__Exercise description__
Show every line that has the string "name" in it.
-=-=-=-=-
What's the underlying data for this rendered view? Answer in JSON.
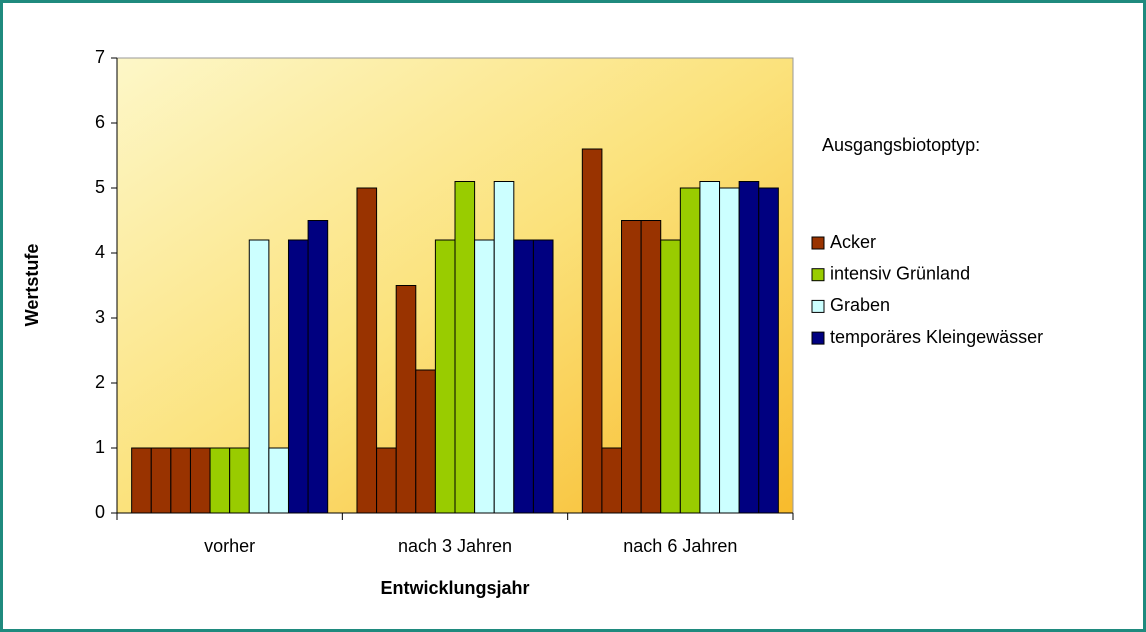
{
  "chart_data": {
    "type": "bar",
    "categories": [
      "vorher",
      "nach 3 Jahren",
      "nach 6 Jahren"
    ],
    "x_label": "Entwicklungsjahr",
    "y_label": "Wertstufe",
    "legend_title": "Ausgangsbiotoptyp:",
    "series": [
      {
        "name": "Acker",
        "color": "#993300",
        "values": [
          [
            1,
            1,
            1,
            1
          ],
          [
            5,
            1,
            3.5,
            2.2
          ],
          [
            5.6,
            1,
            4.5,
            4.5
          ]
        ]
      },
      {
        "name": "intensiv Grünland",
        "color": "#99cc00",
        "values": [
          [
            1,
            1
          ],
          [
            4.2,
            5.1
          ],
          [
            4.2,
            5
          ]
        ]
      },
      {
        "name": "Graben",
        "color": "#ccffff",
        "values": [
          [
            4.2,
            1
          ],
          [
            4.2,
            5.1
          ],
          [
            5.1,
            5
          ]
        ]
      },
      {
        "name": "temporäres Kleingewässer",
        "color": "#000080",
        "values": [
          [
            4.2,
            4.5
          ],
          [
            4.2,
            4.2
          ],
          [
            5.1,
            5
          ]
        ]
      }
    ],
    "ylim": [
      0,
      7
    ],
    "yticks": [
      0,
      1,
      2,
      3,
      4,
      5,
      6,
      7
    ],
    "legend": "right"
  }
}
-=-=-=-=-
__The solution__
        "name": "Acker",
        "name": "intensiv Grünland",
        "name": "Graben",
        "name": "temporäres Kleingewässer",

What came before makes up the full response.